EXERCISE OBJECTIVE: Copy, from the entries below, each line in which the string "JSON" appears.

Figure dataset records:
>>>

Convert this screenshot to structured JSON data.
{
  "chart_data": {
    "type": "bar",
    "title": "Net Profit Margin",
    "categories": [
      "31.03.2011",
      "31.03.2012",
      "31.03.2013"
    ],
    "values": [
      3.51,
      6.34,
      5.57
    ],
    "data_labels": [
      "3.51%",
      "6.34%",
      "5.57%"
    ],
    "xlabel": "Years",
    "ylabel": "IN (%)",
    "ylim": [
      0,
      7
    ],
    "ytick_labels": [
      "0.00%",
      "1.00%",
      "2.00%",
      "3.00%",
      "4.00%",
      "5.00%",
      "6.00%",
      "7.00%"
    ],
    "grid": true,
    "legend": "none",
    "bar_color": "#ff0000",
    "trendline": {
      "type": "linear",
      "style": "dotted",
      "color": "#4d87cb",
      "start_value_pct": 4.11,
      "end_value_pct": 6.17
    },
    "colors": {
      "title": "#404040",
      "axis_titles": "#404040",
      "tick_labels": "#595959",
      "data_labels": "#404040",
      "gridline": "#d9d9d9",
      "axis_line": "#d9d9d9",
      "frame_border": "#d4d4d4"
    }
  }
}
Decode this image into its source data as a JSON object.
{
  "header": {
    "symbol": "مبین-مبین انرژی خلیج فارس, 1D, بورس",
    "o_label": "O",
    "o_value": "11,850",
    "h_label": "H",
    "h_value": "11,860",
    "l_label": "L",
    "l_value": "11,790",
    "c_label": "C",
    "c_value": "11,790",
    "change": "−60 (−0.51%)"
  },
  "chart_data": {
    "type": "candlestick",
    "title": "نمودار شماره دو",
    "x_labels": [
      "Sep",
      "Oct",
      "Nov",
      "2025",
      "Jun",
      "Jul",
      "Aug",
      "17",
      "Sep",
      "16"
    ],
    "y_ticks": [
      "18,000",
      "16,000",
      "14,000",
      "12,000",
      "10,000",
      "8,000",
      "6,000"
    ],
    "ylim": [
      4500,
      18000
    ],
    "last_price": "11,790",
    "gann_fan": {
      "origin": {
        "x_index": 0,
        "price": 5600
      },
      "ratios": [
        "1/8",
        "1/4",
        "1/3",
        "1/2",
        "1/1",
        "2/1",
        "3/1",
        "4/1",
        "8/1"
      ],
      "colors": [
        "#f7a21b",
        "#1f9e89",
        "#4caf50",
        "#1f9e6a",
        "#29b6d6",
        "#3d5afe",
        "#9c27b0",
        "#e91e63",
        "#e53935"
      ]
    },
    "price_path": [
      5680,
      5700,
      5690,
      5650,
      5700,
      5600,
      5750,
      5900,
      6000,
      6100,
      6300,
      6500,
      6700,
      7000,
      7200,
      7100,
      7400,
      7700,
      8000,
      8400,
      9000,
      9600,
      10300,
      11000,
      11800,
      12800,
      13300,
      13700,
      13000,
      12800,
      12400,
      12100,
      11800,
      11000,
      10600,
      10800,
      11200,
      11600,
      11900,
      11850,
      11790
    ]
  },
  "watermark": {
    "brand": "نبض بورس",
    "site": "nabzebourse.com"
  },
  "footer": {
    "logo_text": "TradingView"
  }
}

<<<

EXPECTED OUTPUT:
Convert this screenshot to structured JSON data.
Decode this image into its source data as a JSON object.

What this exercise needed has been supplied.